### Records from a data collection
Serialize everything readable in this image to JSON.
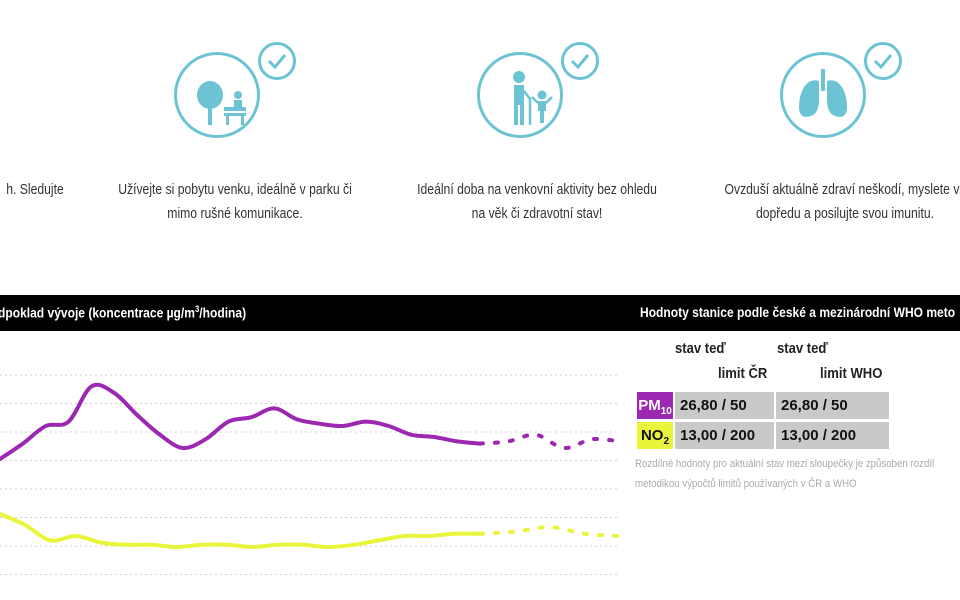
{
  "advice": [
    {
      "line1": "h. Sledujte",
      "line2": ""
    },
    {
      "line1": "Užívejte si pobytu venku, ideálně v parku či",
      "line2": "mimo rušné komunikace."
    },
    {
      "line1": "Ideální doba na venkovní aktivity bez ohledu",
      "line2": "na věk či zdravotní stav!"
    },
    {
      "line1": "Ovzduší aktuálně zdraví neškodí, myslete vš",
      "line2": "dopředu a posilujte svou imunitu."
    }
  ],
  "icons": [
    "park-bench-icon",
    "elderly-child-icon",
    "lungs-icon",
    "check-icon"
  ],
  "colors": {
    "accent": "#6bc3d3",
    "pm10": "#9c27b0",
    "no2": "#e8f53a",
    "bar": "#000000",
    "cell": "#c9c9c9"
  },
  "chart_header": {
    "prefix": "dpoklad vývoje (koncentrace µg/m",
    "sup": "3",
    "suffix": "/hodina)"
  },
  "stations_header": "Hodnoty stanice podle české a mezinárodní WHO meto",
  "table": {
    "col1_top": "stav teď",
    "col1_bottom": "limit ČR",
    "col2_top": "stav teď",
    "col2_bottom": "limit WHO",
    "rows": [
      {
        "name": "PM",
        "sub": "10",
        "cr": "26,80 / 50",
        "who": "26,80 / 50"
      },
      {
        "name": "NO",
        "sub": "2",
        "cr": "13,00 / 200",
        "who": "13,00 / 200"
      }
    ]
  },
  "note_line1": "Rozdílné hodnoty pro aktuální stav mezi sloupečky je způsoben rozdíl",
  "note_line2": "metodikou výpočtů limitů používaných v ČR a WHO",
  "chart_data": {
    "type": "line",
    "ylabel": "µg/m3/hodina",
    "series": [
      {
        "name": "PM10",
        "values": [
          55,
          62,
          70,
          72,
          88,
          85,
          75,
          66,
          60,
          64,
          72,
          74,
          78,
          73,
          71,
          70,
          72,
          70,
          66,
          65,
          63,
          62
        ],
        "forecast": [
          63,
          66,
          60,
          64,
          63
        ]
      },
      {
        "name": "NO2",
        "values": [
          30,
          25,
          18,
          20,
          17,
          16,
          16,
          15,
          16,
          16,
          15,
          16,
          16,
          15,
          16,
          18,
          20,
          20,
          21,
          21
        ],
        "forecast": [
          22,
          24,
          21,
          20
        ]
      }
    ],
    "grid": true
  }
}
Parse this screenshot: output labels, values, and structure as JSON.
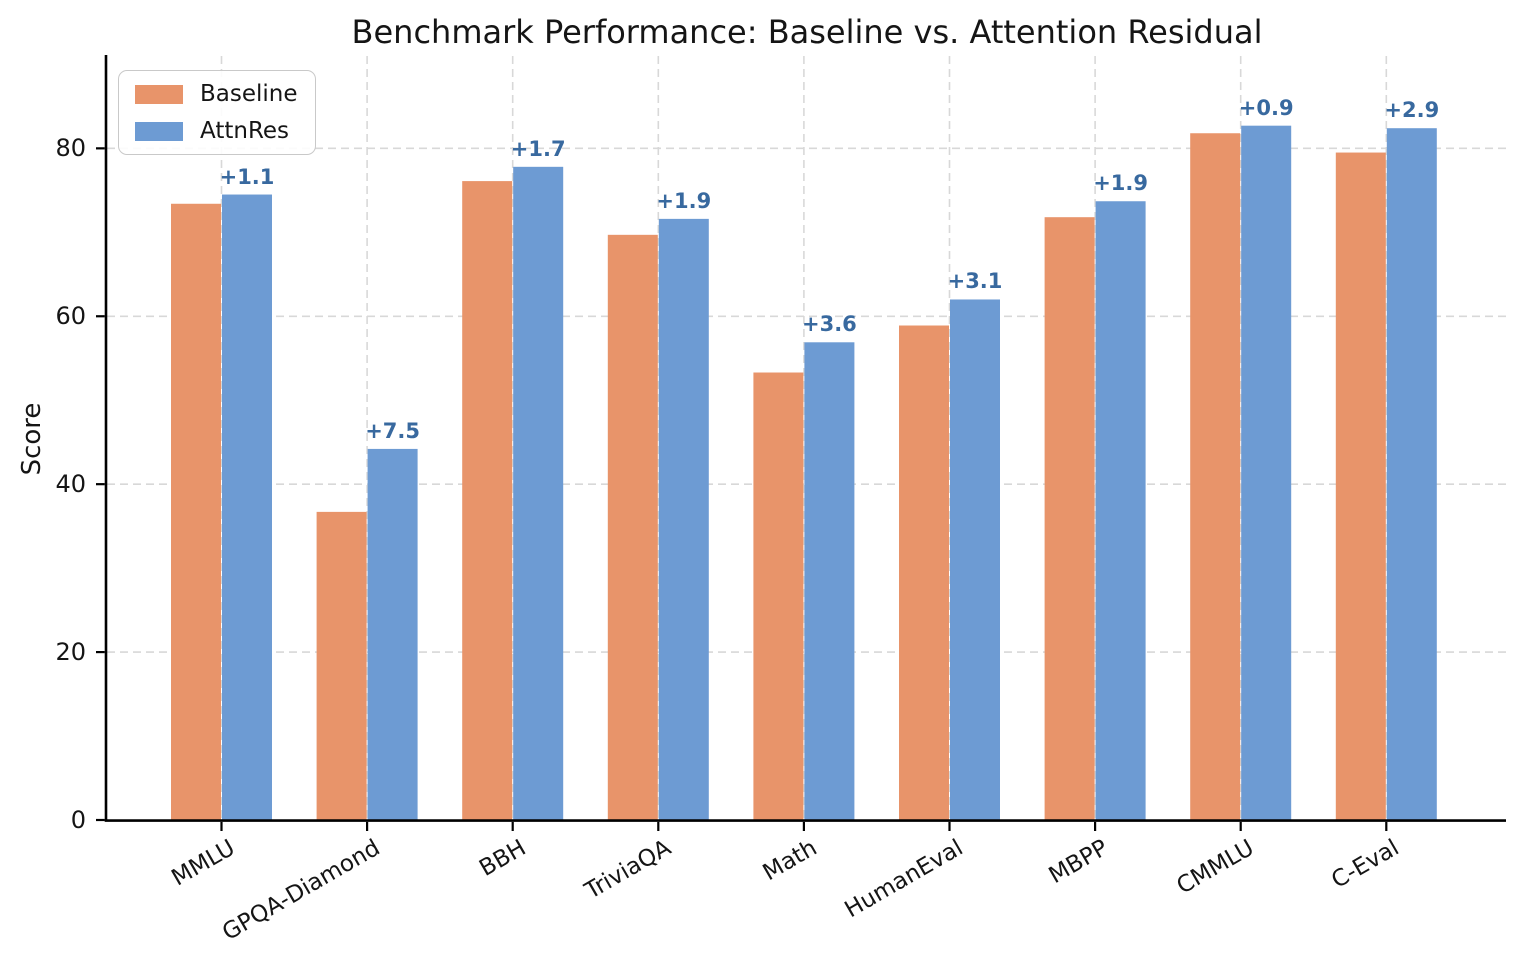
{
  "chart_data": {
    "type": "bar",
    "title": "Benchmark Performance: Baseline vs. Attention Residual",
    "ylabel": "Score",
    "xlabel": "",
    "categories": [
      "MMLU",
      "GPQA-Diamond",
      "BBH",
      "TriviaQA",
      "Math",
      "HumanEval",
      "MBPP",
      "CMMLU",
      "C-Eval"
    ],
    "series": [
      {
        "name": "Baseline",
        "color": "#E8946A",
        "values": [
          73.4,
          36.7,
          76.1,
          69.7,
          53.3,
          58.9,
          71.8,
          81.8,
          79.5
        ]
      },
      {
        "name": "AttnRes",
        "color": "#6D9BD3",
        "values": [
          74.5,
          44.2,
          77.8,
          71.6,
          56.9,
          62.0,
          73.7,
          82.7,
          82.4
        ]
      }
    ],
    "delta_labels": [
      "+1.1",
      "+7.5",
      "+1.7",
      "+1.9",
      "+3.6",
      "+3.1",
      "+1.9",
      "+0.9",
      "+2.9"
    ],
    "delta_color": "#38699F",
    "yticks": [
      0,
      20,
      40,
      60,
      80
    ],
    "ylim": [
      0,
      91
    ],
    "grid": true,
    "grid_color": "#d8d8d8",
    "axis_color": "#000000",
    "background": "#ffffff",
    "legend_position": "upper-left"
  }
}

### Exercise directions
Transcribe every record above exactly as written, leaving out any pictures.

### Output of the task
Serialize everything readable in this image to JSON.
{
  "advice": [
    {
      "line1": "h. Sledujte",
      "line2": ""
    },
    {
      "line1": "Užívejte si pobytu venku, ideálně v parku či",
      "line2": "mimo rušné komunikace."
    },
    {
      "line1": "Ideální doba na venkovní aktivity bez ohledu",
      "line2": "na věk či zdravotní stav!"
    },
    {
      "line1": "Ovzduší aktuálně zdraví neškodí, myslete vš",
      "line2": "dopředu a posilujte svou imunitu."
    }
  ],
  "icons": [
    "park-bench-icon",
    "elderly-child-icon",
    "lungs-icon",
    "check-icon"
  ],
  "colors": {
    "accent": "#6bc3d3",
    "pm10": "#9c27b0",
    "no2": "#e8f53a",
    "bar": "#000000",
    "cell": "#c9c9c9"
  },
  "chart_header": {
    "prefix": "dpoklad vývoje (koncentrace µg/m",
    "sup": "3",
    "suffix": "/hodina)"
  },
  "stations_header": "Hodnoty stanice podle české a mezinárodní WHO meto",
  "table": {
    "col1_top": "stav teď",
    "col1_bottom": "limit ČR",
    "col2_top": "stav teď",
    "col2_bottom": "limit WHO",
    "rows": [
      {
        "name": "PM",
        "sub": "10",
        "cr": "26,80 / 50",
        "who": "26,80 / 50"
      },
      {
        "name": "NO",
        "sub": "2",
        "cr": "13,00 / 200",
        "who": "13,00 / 200"
      }
    ]
  },
  "note_line1": "Rozdílné hodnoty pro aktuální stav mezi sloupečky je způsoben rozdíl",
  "note_line2": "metodikou výpočtů limitů používaných v ČR a WHO",
  "chart_data": {
    "type": "line",
    "ylabel": "µg/m3/hodina",
    "series": [
      {
        "name": "PM10",
        "values": [
          55,
          62,
          70,
          72,
          88,
          85,
          75,
          66,
          60,
          64,
          72,
          74,
          78,
          73,
          71,
          70,
          72,
          70,
          66,
          65,
          63,
          62
        ],
        "forecast": [
          63,
          66,
          60,
          64,
          63
        ]
      },
      {
        "name": "NO2",
        "values": [
          30,
          25,
          18,
          20,
          17,
          16,
          16,
          15,
          16,
          16,
          15,
          16,
          16,
          15,
          16,
          18,
          20,
          20,
          21,
          21
        ],
        "forecast": [
          22,
          24,
          21,
          20
        ]
      }
    ],
    "grid": true
  }
}
Parse this screenshot: output labels, values, and structure as JSON.
{
  "chart_data": {
    "type": "bar",
    "title": "Benchmark Performance: Baseline vs. Attention Residual",
    "ylabel": "Score",
    "xlabel": "",
    "categories": [
      "MMLU",
      "GPQA-Diamond",
      "BBH",
      "TriviaQA",
      "Math",
      "HumanEval",
      "MBPP",
      "CMMLU",
      "C-Eval"
    ],
    "series": [
      {
        "name": "Baseline",
        "color": "#E8946A",
        "values": [
          73.4,
          36.7,
          76.1,
          69.7,
          53.3,
          58.9,
          71.8,
          81.8,
          79.5
        ]
      },
      {
        "name": "AttnRes",
        "color": "#6D9BD3",
        "values": [
          74.5,
          44.2,
          77.8,
          71.6,
          56.9,
          62.0,
          73.7,
          82.7,
          82.4
        ]
      }
    ],
    "delta_labels": [
      "+1.1",
      "+7.5",
      "+1.7",
      "+1.9",
      "+3.6",
      "+3.1",
      "+1.9",
      "+0.9",
      "+2.9"
    ],
    "delta_color": "#38699F",
    "yticks": [
      0,
      20,
      40,
      60,
      80
    ],
    "ylim": [
      0,
      91
    ],
    "grid": true,
    "grid_color": "#d8d8d8",
    "axis_color": "#000000",
    "background": "#ffffff",
    "legend_position": "upper-left"
  }
}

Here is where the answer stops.